**Given task**
Continue the spotlight interview with painter Bernie Wisniewski from its final line.

**Source document**
----

Thursday, March 21, 2019

DPW Spotlight Interview: Bernie Wisniewski

Each week we will spotlight a different DPW artist who will give away one of their best paintings. To enter to win Bernie's painting "Poppy Landscape 2" go to Daily Paintworks and click on the link at the top of the page announcing their interview.

From Bernie's DPW Gallery Page:

I live and paint in the north east of England - it's an area with a beautiful coastline and lots of history. In my work I try to convey an emotion that the subject conveys, rather than trying to achieve technical correctness. Colour is important and I admire the work of the Scottish Colourists and the Fauves. The finished piece must be pleasant to look at, and if it stimulates the "feeling" of the subject so much the better.

Tell us a bit about how you first started painting.

----

**Record excerpts**
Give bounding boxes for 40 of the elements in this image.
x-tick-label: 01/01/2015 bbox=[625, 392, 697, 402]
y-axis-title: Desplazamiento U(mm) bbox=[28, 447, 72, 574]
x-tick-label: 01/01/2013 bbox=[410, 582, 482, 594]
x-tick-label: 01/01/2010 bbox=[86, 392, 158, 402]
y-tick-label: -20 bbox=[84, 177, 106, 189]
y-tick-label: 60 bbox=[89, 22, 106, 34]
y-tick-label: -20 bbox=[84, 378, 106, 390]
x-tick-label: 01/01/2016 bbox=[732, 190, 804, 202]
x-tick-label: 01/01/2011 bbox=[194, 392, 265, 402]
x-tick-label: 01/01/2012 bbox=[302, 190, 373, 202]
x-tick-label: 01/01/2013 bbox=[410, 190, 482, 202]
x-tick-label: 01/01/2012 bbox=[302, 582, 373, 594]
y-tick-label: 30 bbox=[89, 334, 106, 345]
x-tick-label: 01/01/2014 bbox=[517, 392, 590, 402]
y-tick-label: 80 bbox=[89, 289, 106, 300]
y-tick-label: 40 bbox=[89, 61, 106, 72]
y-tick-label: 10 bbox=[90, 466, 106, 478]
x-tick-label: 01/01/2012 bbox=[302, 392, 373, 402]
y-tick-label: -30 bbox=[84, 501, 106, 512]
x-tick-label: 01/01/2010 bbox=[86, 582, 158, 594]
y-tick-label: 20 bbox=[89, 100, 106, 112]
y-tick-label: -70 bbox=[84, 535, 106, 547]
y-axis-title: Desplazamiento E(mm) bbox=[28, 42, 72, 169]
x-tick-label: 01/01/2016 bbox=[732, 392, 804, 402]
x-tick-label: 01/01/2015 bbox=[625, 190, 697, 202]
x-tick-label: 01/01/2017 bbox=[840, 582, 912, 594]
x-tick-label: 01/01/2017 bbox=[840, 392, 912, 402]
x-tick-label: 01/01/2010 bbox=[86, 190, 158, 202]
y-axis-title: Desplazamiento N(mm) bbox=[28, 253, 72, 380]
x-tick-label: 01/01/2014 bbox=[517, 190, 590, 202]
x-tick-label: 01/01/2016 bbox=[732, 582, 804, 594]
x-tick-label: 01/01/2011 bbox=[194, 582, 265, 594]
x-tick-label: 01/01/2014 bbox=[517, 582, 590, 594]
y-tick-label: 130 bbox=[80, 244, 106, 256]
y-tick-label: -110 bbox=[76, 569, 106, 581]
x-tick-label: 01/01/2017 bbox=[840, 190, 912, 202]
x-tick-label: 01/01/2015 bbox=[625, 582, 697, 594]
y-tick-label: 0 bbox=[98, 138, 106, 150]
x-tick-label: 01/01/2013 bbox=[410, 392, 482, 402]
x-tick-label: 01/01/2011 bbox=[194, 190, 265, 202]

----

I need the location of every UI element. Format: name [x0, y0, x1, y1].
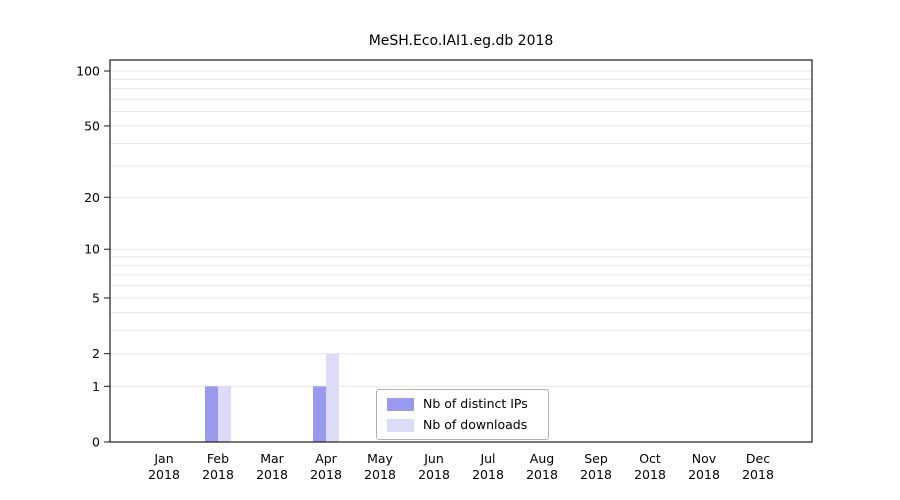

----

**Result of this exercise**
I enjoyed painting when I was at school – we were lucky to have an art teacher who was passionate about art and gave great encouragement to us all. I developed my own style early on and would paint using a broken knife I’d found in the kitchen. The paintings weren’t gentle laborious pieces but were worked on with speed and enthusiasm. One of the teachers asked me to paint his favourite chess set (I suppose you could say it was my first commission) and I was rewarded with a smart new set of oil paints.

Did you have any stops and starts in your painting career?

Although given the chance to attend further education at Art College I decided that “getting a job” was what I wanted. Marriage and children followed and for the next thirty-something years I appreciated art as an observer rather than a participant. With the Family now grown and the financial responsibilities for them decreased (only slightly!) I’m able to spend time indulging my passion.

Poppy Landscape 2
(click to view)

Enter to win by clicking on the link at the top of the DPW home page announcing Bernie's interview.

What mediums and genres have you experimented with?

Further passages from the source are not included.